Available records —
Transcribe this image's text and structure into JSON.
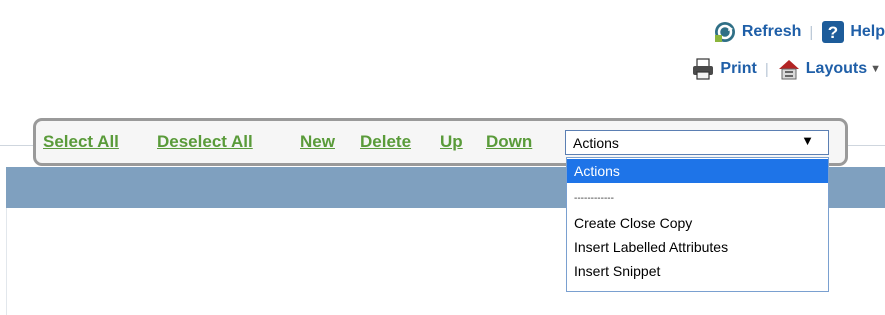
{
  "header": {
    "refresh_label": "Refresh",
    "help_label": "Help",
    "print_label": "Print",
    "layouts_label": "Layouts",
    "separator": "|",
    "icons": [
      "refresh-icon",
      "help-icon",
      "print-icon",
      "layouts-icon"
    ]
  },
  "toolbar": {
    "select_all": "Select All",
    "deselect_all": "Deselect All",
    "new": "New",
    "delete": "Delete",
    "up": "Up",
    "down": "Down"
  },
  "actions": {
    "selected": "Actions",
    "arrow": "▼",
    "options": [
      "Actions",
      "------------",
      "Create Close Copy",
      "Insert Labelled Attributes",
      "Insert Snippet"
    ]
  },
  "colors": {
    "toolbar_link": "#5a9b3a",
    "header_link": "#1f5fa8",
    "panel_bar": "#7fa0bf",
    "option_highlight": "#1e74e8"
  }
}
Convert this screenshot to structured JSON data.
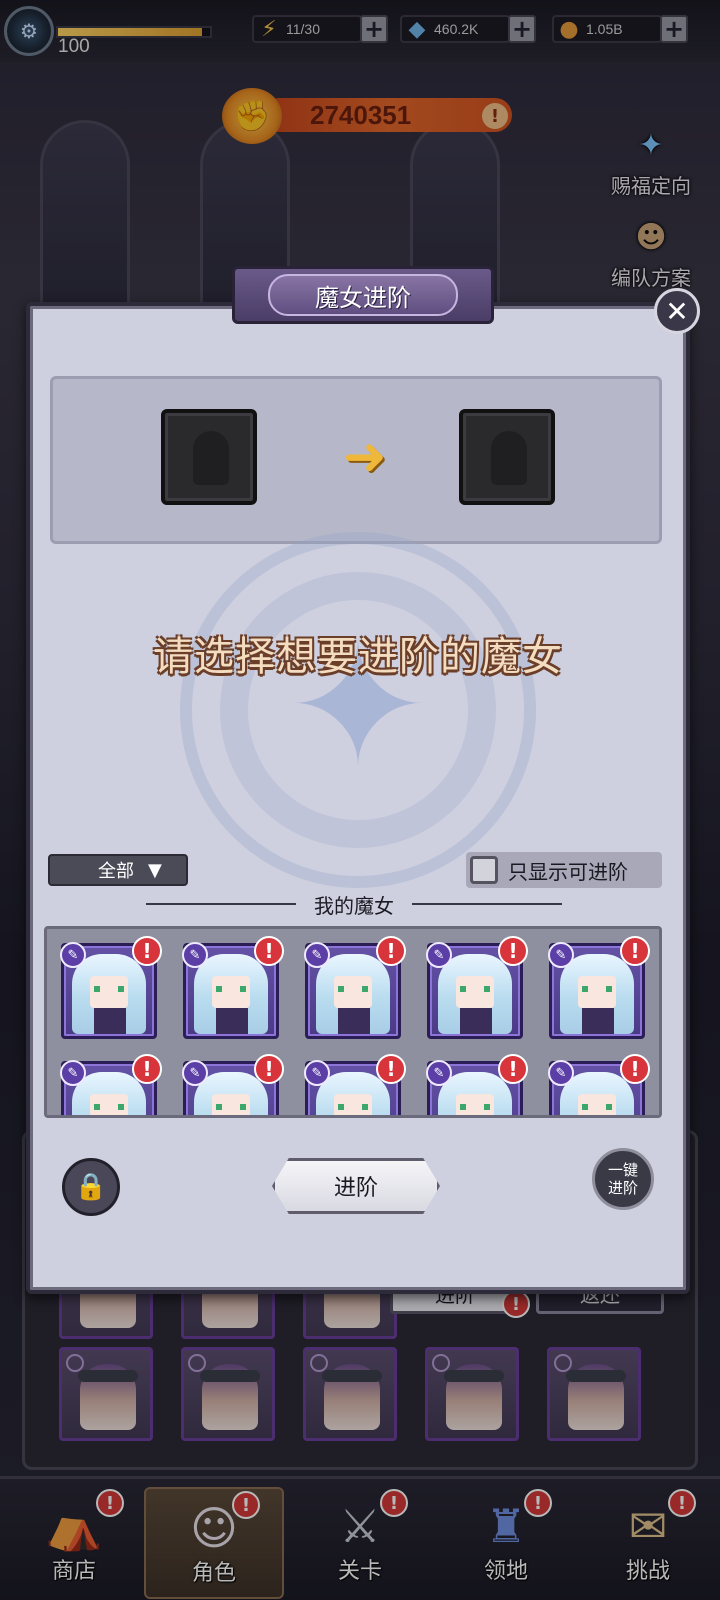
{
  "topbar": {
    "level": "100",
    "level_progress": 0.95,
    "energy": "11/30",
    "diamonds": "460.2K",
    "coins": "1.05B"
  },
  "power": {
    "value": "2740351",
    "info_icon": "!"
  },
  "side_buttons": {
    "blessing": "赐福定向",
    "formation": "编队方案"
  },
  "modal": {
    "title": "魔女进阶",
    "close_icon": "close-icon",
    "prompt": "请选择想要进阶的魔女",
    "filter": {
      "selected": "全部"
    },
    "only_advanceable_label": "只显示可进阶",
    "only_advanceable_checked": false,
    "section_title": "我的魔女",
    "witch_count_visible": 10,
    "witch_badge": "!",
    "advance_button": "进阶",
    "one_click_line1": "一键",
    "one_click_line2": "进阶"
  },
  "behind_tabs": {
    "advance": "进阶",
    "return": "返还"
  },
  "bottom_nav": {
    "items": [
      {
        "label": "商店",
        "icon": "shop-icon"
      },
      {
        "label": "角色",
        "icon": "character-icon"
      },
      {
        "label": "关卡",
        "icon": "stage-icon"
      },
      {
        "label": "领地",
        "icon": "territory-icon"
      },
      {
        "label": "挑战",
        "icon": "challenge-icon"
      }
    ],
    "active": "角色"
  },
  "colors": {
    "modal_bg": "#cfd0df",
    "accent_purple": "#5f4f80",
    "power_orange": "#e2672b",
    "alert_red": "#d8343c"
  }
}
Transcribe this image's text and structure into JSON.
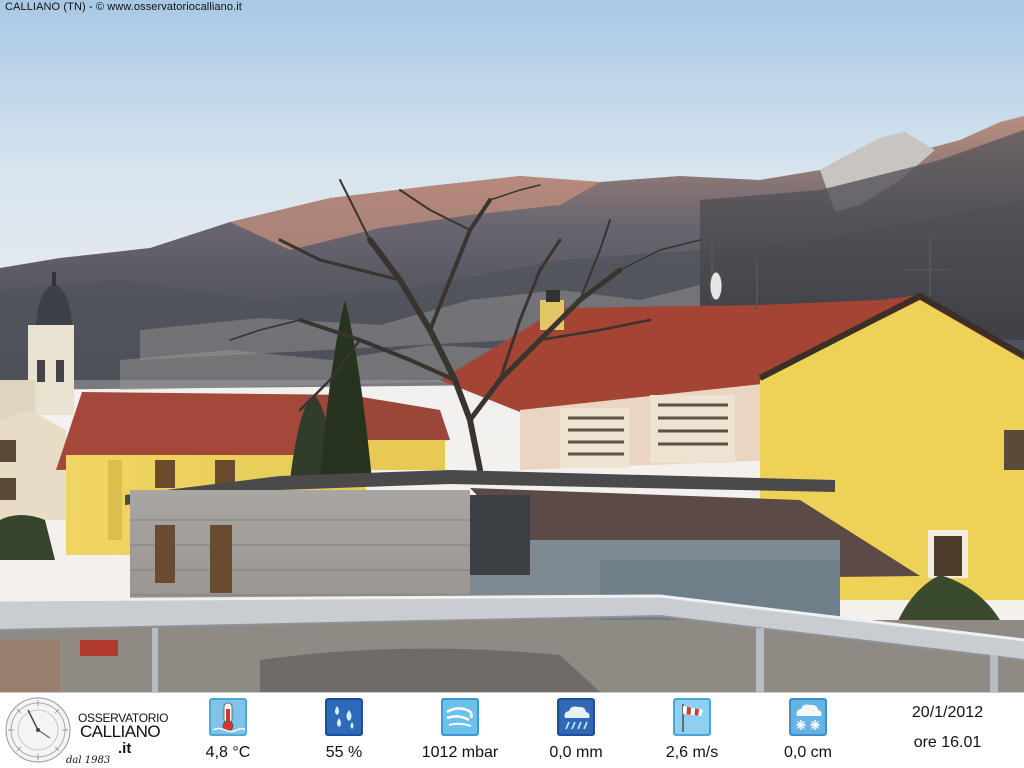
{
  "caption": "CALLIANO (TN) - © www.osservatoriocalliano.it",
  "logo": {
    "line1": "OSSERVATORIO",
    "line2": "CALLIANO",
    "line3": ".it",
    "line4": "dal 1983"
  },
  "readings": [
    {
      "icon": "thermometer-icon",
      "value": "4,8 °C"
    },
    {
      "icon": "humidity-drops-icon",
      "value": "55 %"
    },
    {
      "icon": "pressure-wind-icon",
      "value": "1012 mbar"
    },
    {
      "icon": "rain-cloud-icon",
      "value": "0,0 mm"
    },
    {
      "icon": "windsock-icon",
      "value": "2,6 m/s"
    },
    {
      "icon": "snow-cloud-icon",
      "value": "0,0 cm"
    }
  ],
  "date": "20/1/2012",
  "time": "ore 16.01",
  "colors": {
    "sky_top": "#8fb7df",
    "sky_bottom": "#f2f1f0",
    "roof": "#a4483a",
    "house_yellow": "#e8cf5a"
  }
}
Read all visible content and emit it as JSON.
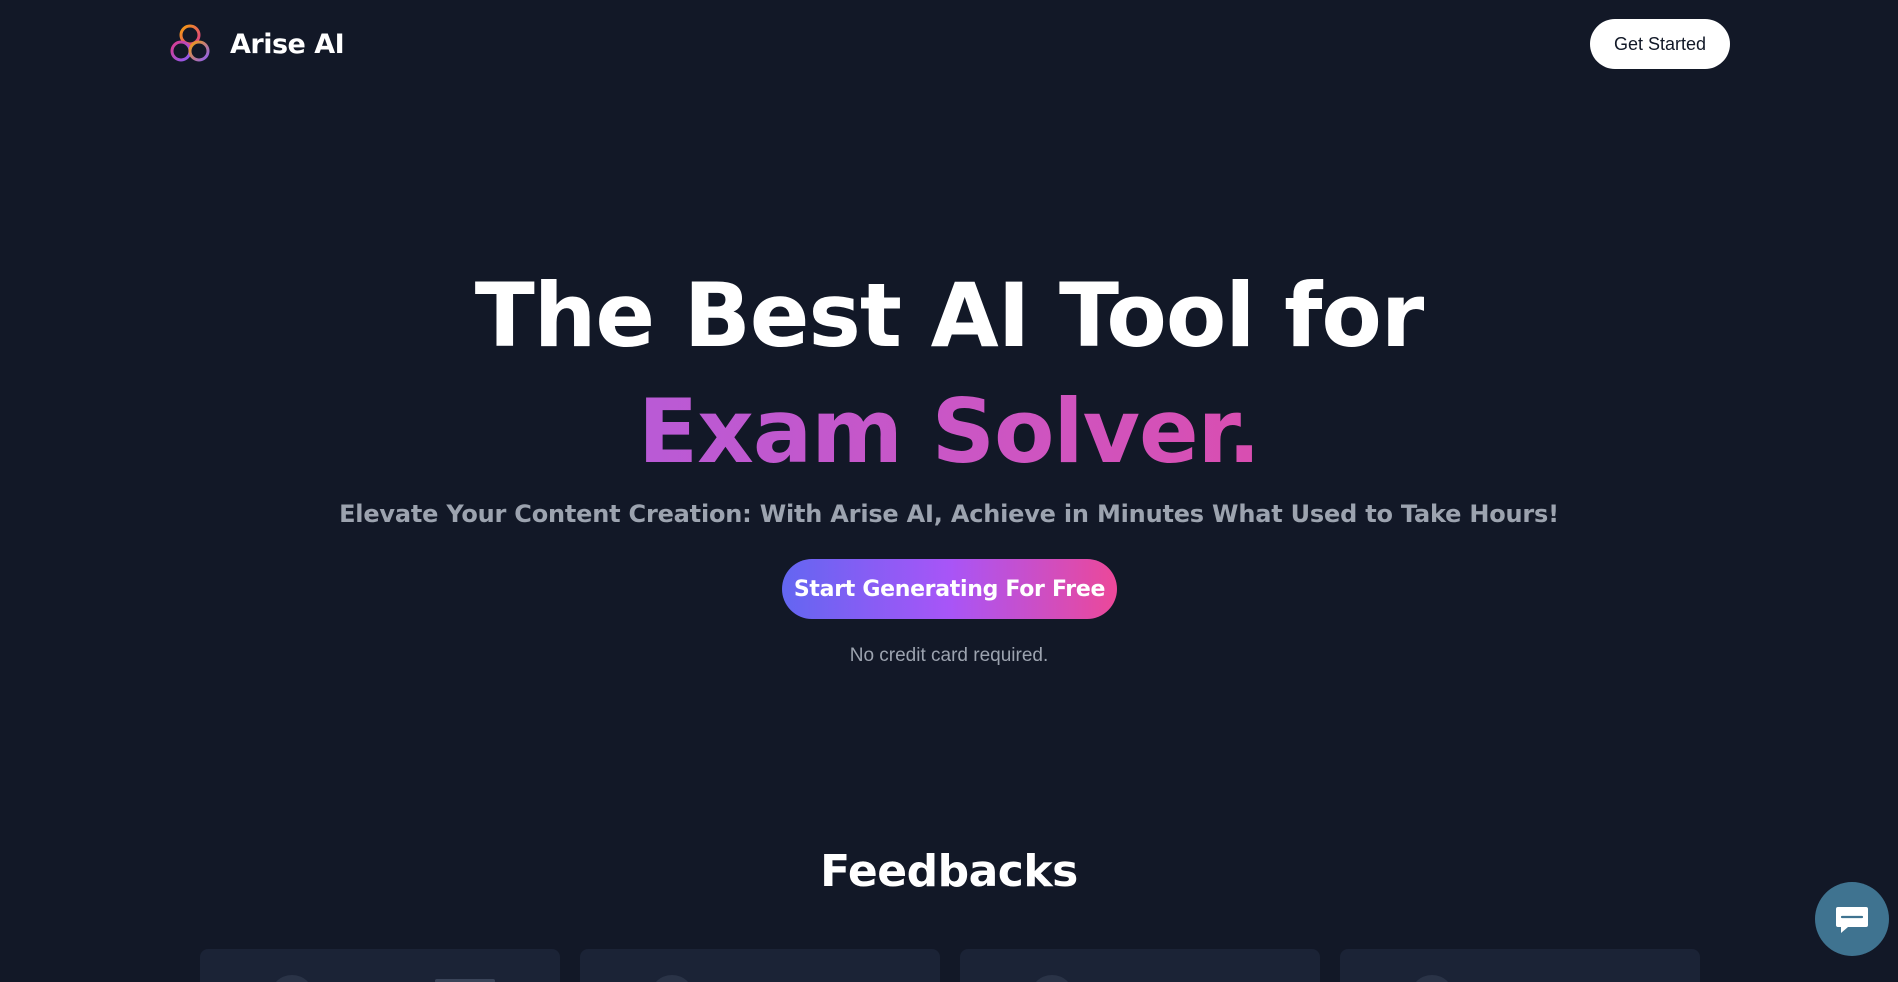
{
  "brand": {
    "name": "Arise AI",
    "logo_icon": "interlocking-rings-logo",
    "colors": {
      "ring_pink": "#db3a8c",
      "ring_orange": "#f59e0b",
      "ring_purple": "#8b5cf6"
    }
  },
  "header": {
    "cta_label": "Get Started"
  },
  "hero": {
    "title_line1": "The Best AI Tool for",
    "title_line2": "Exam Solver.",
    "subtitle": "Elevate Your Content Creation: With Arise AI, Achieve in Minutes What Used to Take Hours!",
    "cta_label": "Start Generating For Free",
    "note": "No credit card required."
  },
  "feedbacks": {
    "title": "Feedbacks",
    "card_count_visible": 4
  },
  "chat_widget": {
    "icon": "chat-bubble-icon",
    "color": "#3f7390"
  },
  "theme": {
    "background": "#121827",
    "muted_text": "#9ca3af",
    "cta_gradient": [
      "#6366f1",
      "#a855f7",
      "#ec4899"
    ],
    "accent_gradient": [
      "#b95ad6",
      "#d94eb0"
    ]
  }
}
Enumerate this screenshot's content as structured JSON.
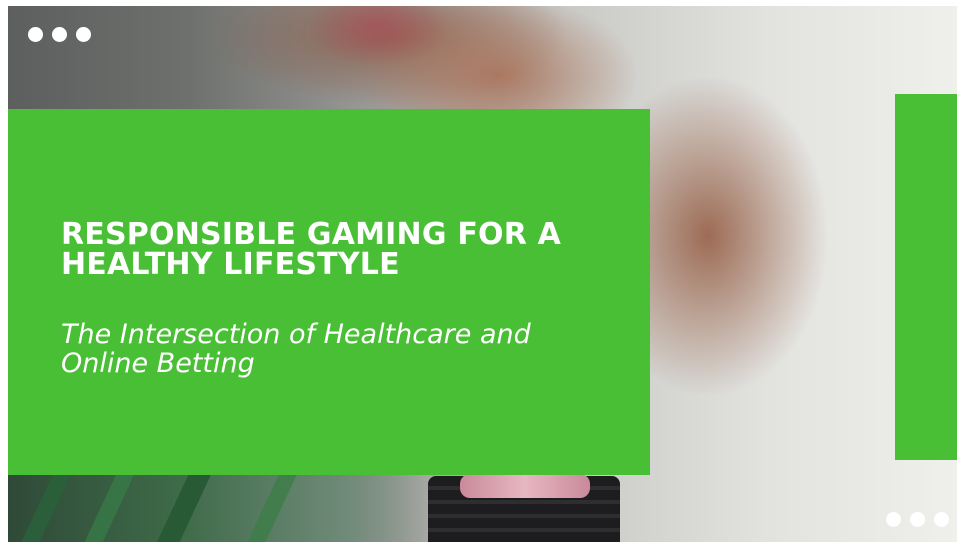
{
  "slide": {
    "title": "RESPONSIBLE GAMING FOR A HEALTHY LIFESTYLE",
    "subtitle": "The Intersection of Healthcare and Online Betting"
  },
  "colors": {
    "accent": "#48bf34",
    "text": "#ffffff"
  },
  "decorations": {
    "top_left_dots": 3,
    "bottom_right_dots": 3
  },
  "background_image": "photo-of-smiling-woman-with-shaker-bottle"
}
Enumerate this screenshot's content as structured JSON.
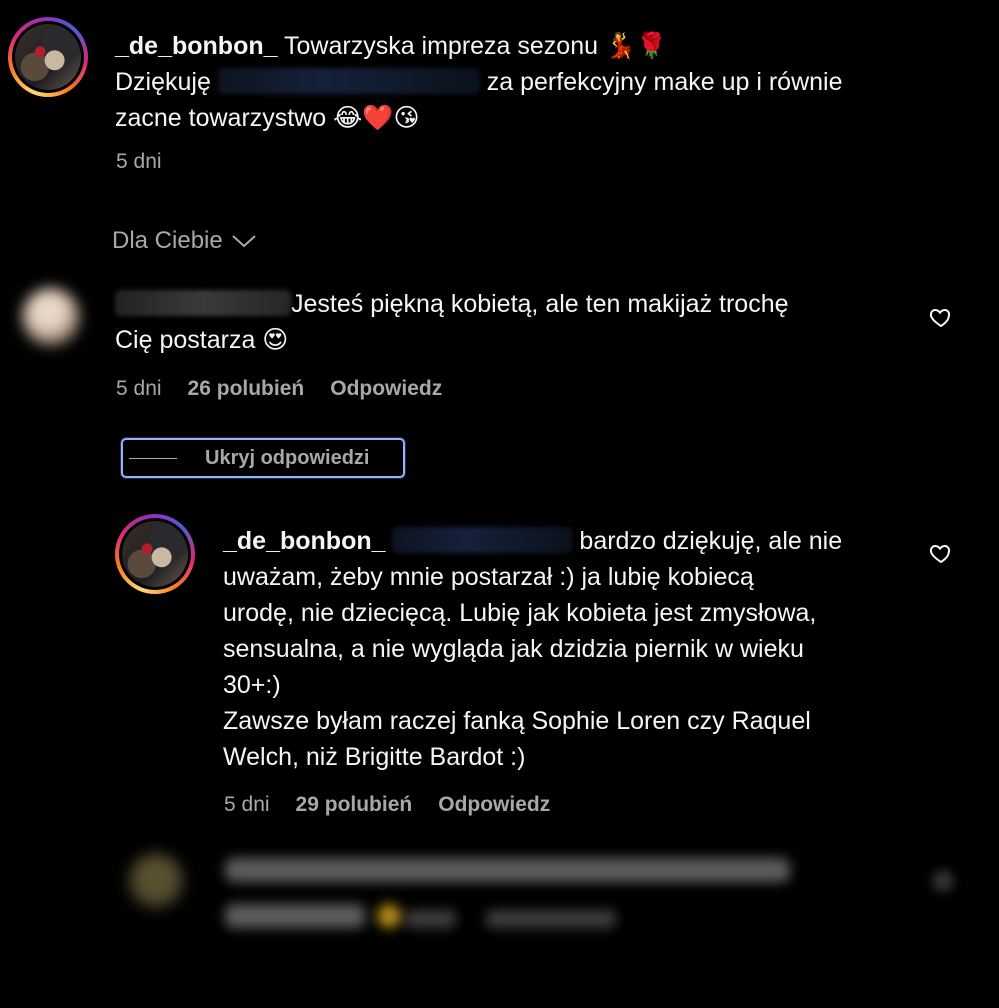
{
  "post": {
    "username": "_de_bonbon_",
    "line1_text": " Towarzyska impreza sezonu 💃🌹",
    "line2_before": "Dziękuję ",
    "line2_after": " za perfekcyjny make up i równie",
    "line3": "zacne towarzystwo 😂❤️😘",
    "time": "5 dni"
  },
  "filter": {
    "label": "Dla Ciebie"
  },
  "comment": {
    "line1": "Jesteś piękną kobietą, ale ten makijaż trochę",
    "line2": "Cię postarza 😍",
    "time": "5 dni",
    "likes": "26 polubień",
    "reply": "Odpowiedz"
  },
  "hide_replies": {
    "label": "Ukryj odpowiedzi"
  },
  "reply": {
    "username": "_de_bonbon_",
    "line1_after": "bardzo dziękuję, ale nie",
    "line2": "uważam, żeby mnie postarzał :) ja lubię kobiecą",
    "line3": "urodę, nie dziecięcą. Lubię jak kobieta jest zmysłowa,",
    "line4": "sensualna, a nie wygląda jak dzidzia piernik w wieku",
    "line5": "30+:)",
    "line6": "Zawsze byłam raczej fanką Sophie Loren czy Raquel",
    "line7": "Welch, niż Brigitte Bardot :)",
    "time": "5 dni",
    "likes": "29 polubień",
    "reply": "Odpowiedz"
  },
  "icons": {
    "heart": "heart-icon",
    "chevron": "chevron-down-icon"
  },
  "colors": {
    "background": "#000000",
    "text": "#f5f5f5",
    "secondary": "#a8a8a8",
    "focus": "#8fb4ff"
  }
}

What to work on —
Filter the records above for lines containing the word "time", and copy those lines.

Problem solution —
  "time": "ore 16.01",
    "time": "5 dni"
    "time": "5 dni",
    "time": "5 dni",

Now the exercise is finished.